§ **WRITTEN PROBLEM**:
Go through the material below and copy each line where the word "Honour" appears.
** start of DATA EXCERPTS **
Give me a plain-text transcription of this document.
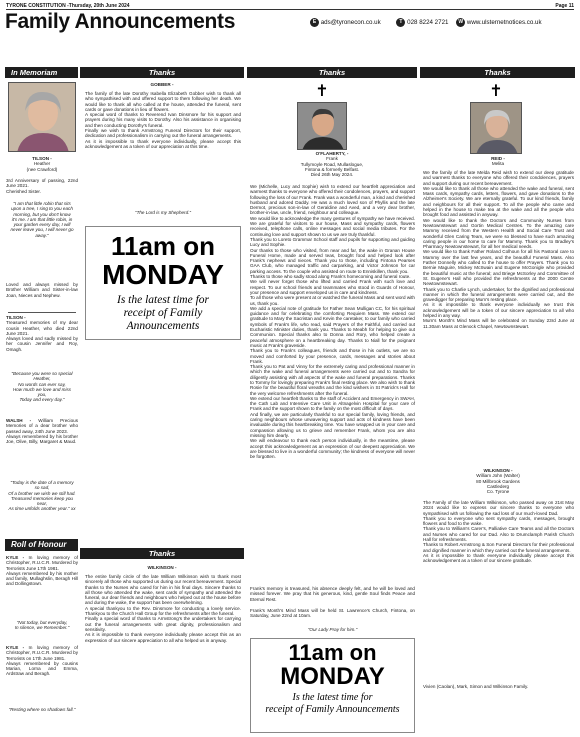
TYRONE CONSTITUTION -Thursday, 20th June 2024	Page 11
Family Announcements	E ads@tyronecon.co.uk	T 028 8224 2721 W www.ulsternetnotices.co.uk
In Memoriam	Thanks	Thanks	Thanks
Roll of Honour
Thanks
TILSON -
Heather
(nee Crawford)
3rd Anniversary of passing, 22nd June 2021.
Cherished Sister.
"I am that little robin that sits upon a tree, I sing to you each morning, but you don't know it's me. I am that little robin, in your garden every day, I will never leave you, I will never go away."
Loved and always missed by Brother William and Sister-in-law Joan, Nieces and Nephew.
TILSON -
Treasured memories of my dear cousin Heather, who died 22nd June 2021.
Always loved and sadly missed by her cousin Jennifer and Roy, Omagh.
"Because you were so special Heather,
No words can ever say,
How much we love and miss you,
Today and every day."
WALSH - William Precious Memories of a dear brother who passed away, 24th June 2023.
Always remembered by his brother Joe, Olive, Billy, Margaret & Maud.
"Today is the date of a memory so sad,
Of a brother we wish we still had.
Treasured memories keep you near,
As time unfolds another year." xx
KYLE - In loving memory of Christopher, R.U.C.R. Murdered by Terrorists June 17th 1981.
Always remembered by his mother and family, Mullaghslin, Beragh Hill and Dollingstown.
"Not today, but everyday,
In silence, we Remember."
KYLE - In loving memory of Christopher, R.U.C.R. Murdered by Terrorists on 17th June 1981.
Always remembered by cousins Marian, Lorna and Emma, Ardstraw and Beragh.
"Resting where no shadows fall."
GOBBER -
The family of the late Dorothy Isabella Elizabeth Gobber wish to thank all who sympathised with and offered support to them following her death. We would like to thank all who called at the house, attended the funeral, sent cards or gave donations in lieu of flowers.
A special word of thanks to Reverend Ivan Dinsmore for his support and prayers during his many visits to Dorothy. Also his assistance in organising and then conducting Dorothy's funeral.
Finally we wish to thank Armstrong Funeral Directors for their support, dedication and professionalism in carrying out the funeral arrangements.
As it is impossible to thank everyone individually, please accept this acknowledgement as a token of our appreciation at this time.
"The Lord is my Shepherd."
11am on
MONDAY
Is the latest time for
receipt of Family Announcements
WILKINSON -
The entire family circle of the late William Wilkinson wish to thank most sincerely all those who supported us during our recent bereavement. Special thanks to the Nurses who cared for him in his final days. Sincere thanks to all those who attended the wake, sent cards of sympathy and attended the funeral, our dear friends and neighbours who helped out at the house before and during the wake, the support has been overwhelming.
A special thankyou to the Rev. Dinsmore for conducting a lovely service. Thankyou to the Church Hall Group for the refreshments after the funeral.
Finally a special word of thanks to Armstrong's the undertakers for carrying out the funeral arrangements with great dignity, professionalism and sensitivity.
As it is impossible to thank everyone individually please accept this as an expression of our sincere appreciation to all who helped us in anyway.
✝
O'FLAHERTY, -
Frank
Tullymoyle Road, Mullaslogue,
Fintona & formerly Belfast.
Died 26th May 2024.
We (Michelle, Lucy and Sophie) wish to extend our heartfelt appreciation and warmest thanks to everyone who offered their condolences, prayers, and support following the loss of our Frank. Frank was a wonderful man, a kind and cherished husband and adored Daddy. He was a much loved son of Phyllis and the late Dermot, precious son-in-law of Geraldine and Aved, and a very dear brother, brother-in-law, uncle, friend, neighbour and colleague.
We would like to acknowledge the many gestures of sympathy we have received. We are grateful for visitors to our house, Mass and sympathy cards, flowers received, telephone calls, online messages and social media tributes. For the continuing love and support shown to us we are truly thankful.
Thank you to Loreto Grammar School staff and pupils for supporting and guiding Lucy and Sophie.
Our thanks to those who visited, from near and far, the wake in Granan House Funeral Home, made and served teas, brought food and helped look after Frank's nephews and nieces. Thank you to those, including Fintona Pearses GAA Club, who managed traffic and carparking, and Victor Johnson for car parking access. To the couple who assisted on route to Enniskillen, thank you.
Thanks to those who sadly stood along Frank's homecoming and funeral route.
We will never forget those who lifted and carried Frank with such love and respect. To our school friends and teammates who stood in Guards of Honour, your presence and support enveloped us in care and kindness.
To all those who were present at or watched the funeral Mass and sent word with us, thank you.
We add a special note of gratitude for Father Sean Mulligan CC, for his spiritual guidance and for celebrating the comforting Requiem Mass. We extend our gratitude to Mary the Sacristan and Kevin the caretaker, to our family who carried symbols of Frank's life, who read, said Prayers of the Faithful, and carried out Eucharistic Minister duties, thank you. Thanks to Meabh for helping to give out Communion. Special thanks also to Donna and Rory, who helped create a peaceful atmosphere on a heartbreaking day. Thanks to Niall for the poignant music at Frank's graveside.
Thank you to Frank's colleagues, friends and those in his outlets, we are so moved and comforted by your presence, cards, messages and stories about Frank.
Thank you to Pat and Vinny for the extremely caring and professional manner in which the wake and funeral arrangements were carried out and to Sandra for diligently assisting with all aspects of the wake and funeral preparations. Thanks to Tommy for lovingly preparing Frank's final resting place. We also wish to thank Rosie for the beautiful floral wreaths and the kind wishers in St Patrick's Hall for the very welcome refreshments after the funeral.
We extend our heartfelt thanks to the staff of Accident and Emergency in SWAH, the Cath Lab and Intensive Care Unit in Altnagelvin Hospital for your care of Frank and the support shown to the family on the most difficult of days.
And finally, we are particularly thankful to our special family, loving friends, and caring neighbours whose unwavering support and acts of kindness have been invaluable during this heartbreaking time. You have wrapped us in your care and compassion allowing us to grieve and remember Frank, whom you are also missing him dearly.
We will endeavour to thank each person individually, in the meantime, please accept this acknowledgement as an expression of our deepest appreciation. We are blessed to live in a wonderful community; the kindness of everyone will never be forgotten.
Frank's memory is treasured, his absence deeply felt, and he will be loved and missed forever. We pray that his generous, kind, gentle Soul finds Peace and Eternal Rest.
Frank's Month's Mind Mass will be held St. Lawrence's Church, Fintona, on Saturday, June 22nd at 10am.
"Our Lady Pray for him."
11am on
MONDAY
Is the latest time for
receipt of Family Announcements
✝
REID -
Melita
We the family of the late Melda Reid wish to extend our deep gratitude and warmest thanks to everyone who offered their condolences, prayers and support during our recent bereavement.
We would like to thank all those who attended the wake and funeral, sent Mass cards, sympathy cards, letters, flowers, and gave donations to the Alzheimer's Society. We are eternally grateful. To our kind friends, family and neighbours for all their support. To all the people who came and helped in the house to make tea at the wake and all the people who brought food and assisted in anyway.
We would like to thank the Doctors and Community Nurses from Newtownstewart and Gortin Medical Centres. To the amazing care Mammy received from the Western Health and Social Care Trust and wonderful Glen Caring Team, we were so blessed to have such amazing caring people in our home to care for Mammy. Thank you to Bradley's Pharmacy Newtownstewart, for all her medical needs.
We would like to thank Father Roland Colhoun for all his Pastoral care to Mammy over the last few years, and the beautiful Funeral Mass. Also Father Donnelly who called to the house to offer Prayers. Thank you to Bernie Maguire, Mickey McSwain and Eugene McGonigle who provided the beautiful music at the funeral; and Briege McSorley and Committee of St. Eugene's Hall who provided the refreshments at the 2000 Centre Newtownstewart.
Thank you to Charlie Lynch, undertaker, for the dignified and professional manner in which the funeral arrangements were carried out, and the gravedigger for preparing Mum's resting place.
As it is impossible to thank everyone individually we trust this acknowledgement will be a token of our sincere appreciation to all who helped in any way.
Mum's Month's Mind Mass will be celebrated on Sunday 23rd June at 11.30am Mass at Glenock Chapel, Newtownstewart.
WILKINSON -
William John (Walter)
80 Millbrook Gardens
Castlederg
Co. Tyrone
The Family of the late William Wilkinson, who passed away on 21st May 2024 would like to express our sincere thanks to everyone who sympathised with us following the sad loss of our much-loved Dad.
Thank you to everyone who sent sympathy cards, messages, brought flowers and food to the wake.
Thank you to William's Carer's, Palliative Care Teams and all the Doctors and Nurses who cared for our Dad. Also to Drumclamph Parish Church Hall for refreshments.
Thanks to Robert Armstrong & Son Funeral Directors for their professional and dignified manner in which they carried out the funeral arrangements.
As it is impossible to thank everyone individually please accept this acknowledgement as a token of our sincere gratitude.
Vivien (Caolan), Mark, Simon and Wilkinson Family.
** end of DATA EXCERPTS **
** start of DATA EXCERPTS **
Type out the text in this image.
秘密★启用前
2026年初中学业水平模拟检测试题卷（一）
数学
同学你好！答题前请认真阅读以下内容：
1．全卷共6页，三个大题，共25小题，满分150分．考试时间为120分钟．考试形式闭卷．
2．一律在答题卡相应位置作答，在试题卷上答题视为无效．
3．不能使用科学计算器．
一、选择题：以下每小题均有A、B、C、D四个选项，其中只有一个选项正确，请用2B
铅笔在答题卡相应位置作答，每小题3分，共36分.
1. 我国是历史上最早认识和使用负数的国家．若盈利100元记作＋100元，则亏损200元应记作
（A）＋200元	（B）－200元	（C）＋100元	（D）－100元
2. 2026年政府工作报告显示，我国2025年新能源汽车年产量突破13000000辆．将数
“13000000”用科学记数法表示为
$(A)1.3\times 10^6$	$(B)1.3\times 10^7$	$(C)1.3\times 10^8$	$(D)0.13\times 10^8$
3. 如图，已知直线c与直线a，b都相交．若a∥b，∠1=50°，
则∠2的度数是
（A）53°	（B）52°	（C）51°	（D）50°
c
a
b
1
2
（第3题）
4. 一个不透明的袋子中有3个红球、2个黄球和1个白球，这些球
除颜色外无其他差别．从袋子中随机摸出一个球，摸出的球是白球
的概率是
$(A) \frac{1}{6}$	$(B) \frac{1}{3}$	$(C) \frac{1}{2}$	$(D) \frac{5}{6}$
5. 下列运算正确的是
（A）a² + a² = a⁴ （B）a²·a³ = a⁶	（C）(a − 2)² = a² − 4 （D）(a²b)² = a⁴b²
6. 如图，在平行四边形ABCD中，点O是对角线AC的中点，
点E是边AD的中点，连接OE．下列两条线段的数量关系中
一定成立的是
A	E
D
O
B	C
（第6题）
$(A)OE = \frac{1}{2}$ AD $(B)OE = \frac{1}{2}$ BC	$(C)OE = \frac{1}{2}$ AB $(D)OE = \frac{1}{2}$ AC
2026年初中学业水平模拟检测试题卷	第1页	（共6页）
** end of DATA EXCERPTS **
** start of DATA EXCERPTS **
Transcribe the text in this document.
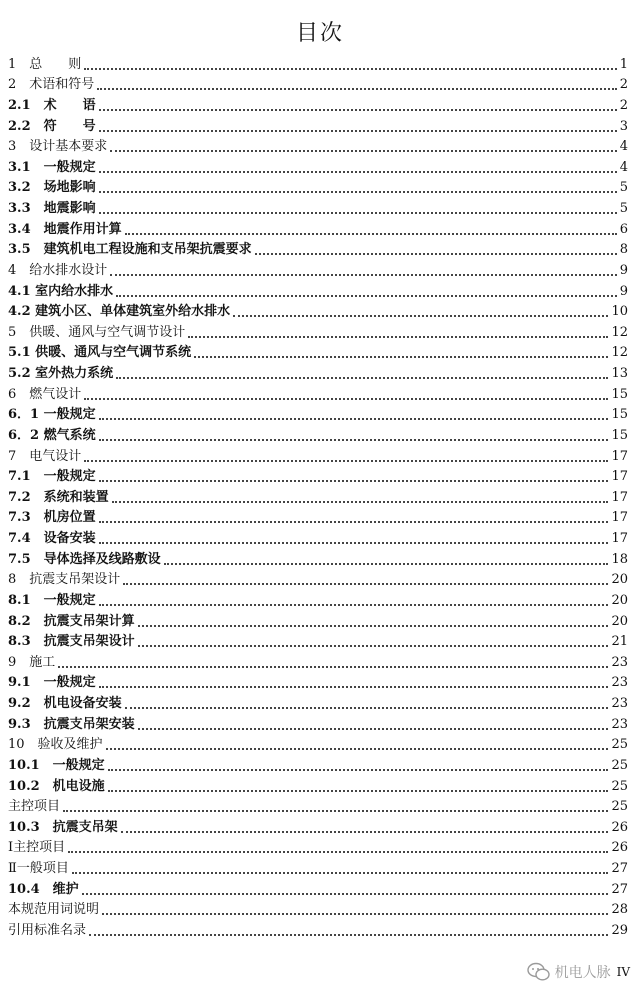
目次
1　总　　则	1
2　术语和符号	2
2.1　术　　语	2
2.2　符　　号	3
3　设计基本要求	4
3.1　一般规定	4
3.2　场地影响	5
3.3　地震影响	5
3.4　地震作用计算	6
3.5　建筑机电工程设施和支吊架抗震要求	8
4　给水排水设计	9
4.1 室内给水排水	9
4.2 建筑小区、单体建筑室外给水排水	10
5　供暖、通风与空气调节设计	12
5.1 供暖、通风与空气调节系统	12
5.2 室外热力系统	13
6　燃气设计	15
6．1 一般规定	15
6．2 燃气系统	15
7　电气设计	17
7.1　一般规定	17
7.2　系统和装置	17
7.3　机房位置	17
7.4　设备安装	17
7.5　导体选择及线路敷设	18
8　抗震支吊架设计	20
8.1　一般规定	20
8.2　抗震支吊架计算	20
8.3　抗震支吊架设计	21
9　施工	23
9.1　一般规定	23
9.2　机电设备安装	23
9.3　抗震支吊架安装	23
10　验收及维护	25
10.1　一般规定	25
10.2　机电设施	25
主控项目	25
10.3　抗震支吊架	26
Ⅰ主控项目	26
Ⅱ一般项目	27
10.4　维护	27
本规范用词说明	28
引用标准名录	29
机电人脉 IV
** end of DATA EXCERPTS **
§ **EXERCISE RESPONSE**:
Roll of Honour
We will never forget those who lifted and carried Frank with such love and respect. To our school friends and teammates who stood in Guards of Honour, your presence and support enveloped us in care and kindness.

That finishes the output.